# [What is expected]
Rewrite the lines below as a JSON list of strings, with one string for each line and no strings for blank lines.

# [Dataset extract]
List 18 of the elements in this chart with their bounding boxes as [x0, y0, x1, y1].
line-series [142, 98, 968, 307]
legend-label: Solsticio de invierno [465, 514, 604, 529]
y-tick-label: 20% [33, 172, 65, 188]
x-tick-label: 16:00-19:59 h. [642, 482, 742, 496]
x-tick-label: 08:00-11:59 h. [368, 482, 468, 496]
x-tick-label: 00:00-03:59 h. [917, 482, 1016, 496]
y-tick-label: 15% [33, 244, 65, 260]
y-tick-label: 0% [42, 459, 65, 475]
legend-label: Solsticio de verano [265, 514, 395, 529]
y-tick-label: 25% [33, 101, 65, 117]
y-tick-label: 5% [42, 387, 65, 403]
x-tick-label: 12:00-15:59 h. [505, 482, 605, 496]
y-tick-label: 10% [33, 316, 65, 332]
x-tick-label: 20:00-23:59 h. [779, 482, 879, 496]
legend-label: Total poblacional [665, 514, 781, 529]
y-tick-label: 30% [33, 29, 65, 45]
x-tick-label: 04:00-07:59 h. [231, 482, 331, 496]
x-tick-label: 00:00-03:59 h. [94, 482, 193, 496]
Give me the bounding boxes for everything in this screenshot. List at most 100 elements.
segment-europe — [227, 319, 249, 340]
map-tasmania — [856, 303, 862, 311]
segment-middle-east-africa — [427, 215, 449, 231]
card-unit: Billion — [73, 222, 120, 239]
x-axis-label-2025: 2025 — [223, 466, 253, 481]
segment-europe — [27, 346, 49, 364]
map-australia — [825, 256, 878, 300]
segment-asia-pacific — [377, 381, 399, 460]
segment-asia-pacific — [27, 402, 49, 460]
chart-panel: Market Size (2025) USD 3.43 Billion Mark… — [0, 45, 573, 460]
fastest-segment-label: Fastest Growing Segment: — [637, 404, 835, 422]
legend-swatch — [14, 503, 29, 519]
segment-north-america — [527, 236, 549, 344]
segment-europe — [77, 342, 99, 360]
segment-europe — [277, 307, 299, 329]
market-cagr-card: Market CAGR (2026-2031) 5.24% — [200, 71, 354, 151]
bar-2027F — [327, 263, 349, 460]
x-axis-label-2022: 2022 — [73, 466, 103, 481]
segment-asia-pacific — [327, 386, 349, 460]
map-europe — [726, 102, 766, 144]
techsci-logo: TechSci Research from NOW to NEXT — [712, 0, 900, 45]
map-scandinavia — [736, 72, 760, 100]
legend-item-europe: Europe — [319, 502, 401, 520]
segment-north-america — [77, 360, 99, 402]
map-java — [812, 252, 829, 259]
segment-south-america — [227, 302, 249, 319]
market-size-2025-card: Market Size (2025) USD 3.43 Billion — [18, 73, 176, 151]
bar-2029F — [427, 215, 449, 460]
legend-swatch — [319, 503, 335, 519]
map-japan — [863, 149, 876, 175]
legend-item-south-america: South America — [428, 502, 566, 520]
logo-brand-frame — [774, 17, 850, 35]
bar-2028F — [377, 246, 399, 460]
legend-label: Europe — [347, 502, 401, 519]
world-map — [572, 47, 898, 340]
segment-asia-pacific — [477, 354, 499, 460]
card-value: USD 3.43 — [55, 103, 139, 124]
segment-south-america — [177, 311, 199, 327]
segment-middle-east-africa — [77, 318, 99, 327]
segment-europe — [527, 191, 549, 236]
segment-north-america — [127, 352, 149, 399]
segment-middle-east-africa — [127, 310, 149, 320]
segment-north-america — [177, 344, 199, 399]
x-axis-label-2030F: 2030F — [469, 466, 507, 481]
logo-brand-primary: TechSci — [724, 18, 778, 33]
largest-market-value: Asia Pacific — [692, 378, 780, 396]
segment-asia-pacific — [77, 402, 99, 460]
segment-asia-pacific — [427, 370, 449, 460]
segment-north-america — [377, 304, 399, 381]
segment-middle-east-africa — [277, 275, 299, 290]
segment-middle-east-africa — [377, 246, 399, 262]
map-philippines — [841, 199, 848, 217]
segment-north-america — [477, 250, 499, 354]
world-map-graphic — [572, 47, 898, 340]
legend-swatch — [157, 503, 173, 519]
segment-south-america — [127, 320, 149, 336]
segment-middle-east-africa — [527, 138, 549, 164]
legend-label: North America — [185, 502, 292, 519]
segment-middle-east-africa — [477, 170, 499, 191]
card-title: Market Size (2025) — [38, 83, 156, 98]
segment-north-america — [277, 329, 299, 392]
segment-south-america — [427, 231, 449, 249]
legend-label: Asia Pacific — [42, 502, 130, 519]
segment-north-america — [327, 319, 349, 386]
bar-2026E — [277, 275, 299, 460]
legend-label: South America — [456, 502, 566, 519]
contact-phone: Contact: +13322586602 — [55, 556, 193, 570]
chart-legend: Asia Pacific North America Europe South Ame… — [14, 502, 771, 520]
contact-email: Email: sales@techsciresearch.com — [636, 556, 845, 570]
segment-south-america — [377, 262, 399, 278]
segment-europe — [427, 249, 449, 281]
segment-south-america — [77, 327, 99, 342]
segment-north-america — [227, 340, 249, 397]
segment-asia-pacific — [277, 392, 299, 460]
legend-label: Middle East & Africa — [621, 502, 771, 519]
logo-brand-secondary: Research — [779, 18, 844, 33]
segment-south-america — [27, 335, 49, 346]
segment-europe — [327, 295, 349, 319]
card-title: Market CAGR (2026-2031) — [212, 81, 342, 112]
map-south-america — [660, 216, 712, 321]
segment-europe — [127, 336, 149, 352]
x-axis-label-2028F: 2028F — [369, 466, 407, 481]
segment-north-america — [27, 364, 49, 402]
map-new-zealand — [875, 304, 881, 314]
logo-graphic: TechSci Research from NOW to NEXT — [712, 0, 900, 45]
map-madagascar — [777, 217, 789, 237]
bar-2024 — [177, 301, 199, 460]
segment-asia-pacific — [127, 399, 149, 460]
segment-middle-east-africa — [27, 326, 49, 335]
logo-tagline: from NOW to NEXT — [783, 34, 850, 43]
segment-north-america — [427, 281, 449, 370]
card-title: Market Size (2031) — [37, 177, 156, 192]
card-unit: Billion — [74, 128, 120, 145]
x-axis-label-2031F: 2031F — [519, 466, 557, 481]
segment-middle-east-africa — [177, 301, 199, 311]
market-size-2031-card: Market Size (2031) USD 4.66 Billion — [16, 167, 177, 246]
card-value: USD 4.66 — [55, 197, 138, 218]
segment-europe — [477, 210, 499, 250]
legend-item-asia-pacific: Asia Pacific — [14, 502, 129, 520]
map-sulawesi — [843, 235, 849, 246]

# [Response for this exercise]
[
  "List 18 of the elements in this chart with their bounding boxes as [x0, y0, x1, y1].",
  "line-series [142, 98, 968, 307]",
  "legend-label: Solsticio de invierno [465, 514, 604, 529]",
  "y-tick-label: 20% [33, 172, 65, 188]",
  "x-tick-label: 16:00-19:59 h. [642, 482, 742, 496]",
  "x-tick-label: 08:00-11:59 h. [368, 482, 468, 496]",
  "x-tick-label: 00:00-03:59 h. [917, 482, 1016, 496]",
  "y-tick-label: 15% [33, 244, 65, 260]",
  "y-tick-label: 0% [42, 459, 65, 475]",
  "legend-label: Solsticio de verano [265, 514, 395, 529]",
  "y-tick-label: 25% [33, 101, 65, 117]",
  "y-tick-label: 5% [42, 387, 65, 403]",
  "x-tick-label: 12:00-15:59 h. [505, 482, 605, 496]",
  "y-tick-label: 10% [33, 316, 65, 332]",
  "x-tick-label: 20:00-23:59 h. [779, 482, 879, 496]",
  "legend-label: Total poblacional [665, 514, 781, 529]",
  "y-tick-label: 30% [33, 29, 65, 45]",
  "x-tick-label: 04:00-07:59 h. [231, 482, 331, 496]",
  "x-tick-label: 00:00-03:59 h. [94, 482, 193, 496]",
  "Give me the bounding boxes for everything in this screenshot. List at most 100 elements.",
  "segment-europe — [227, 319, 249, 340]",
  "map-tasmania — [856, 303, 862, 311]",
  "segment-middle-east-africa — [427, 215, 449, 231]",
  "card-unit: Billion — [73, 222, 120, 239]",
  "x-axis-label-2025: 2025 — [223, 466, 253, 481]",
  "segment-europe — [27, 346, 49, 364]",
  "map-australia — [825, 256, 878, 300]",
  "segment-asia-pacific — [377, 381, 399, 460]",
  "segment-asia-pacific — [27, 402, 49, 460]",
  "chart-panel: Market Size (2025) USD 3.43 Billion Mark… — [0, 45, 573, 460]",
  "fastest-segment-label: Fastest Growing Segment: — [637, 404, 835, 422]",
  "legend-swatch — [14, 503, 29, 519]",
  "segment-north-america — [527, 236, 549, 344]",
  "segment-europe — [77, 342, 99, 360]",
  "segment-europe — [277, 307, 299, 329]",
  "market-cagr-card: Market CAGR (2026-2031) 5.24% — [200, 71, 354, 151]",
  "bar-2027F — [327, 263, 349, 460]",
  "x-axis-label-2022: 2022 — [73, 466, 103, 481]",
  "segment-asia-pacific — [327, 386, 349, 460]",
  "map-europe — [726, 102, 766, 144]",
  "techsci-logo: TechSci Research from NOW to NEXT — [712, 0, 900, 45]",
  "map-scandinavia — [736, 72, 760, 100]",
  "legend-item-europe: Europe — [319, 502, 401, 520]",
  "segment-north-america — [77, 360, 99, 402]",
  "map-java — [812, 252, 829, 259]",
  "segment-south-america — [227, 302, 249, 319]",
  "market-size-2025-card: Market Size (2025) USD 3.43 Billion — [18, 73, 176, 151]",
  "bar-2029F — [427, 215, 449, 460]",
  "legend-swatch — [319, 503, 335, 519]",
  "map-japan — [863, 149, 876, 175]",
  "legend-item-south-america: South America — [428, 502, 566, 520]",
  "logo-brand-frame — [774, 17, 850, 35]",
  "bar-2028F — [377, 246, 399, 460]",
  "legend-label: Europe — [347, 502, 401, 519]",
  "world-map — [572, 47, 898, 340]",
  "segment-asia-pacific — [477, 354, 499, 460]",
  "card-value: USD 3.43 — [55, 103, 139, 124]",
  "segment-south-america — [177, 311, 199, 327]",
  "segment-middle-east-africa — [77, 318, 99, 327]",
  "segment-europe — [527, 191, 549, 236]",
  "segment-north-america — [127, 352, 149, 399]",
  "segment-middle-east-africa — [127, 310, 149, 320]",
  "segment-north-america — [177, 344, 199, 399]",
  "x-axis-label-2030F: 2030F — [469, 466, 507, 481]",
  "logo-brand-primary: TechSci — [724, 18, 778, 33]",
  "largest-market-value: Asia Pacific — [692, 378, 780, 396]",
  "segment-asia-pacific — [77, 402, 99, 460]",
  "segment-asia-pacific — [427, 370, 449, 460]",
  "segment-north-america — [377, 304, 399, 381]",
  "segment-middle-east-africa — [277, 275, 299, 290]",
  "segment-middle-east-africa — [377, 246, 399, 262]",
  "map-philippines — [841, 199, 848, 217]",
  "segment-north-america — [477, 250, 499, 354]",
  "world-map-graphic — [572, 47, 898, 340]",
  "legend-swatch — [157, 503, 173, 519]",
  "segment-south-america — [127, 320, 149, 336]",
  "segment-middle-east-africa — [527, 138, 549, 164]",
  "legend-label: North America — [185, 502, 292, 519]",
  "segment-middle-east-africa — [477, 170, 499, 191]",
  "card-title: Market Size (2025) — [38, 83, 156, 98]",
  "segment-north-america — [277, 329, 299, 392]",
  "segment-south-america — [427, 231, 449, 249]",
  "legend-label: Asia Pacific — [42, 502, 130, 519]",
  "segment-north-america — [327, 319, 349, 386]",
  "bar-2026E — [277, 275, 299, 460]",
  "legend-label: South America — [456, 502, 566, 519]",
  "contact-phone: Contact: +13322586602 — [55, 556, 193, 570]",
  "chart-legend: Asia Pacific North America Europe South Ame… — [14, 502, 771, 520]",
  "contact-email: Email: sales@techsciresearch.com — [636, 556, 845, 570]",
  "segment-south-america — [377, 262, 399, 278]",
  "segment-europe — [427, 249, 449, 281]",
  "segment-south-america — [77, 327, 99, 342]",
  "segment-north-america — [227, 340, 249, 397]",
  "segment-asia-pacific — [277, 392, 299, 460]",
  "legend-label: Middle East & Africa — [621, 502, 771, 519]",
  "logo-brand-secondary: Research — [779, 18, 844, 33]",
  "segment-south-america — [27, 335, 49, 346]",
  "segment-europe — [327, 295, 349, 319]",
  "card-title: Market CAGR (2026-2031) — [212, 81, 342, 112]",
  "map-south-america — [660, 216, 712, 321]",
  "segment-europe — [127, 336, 149, 352]",
  "x-axis-label-2028F: 2028F — [369, 466, 407, 481]",
  "segment-north-america — [27, 364, 49, 402]",
  "map-new-zealand — [875, 304, 881, 314]",
  "logo-graphic: TechSci Research from NOW to NEXT — [712, 0, 900, 45]",
  "map-madagascar — [777, 217, 789, 237]",
  "bar-2024 — [177, 301, 199, 460]",
  "segment-asia-pacific — [127, 399, 149, 460]",
  "segment-middle-east-africa — [27, 326, 49, 335]",
  "logo-tagline: from NOW to NEXT — [783, 34, 850, 43]",
  "segment-north-america — [427, 281, 449, 370]",
  "card-title: Market Size (2031) — [37, 177, 156, 192]",
  "card-unit: Billion — [74, 128, 120, 145]",
  "x-axis-label-2031F: 2031F — [519, 466, 557, 481]",
  "segment-middle-east-africa — [177, 301, 199, 311]",
  "market-size-2031-card: Market Size (2031) USD 4.66 Billion — [16, 167, 177, 246]",
  "card-value: USD 4.66 — [55, 197, 138, 218]",
  "segment-europe — [477, 210, 499, 250]",
  "legend-item-asia-pacific: Asia Pacific — [14, 502, 129, 520]",
  "map-sulawesi — [843, 235, 849, 246]"
]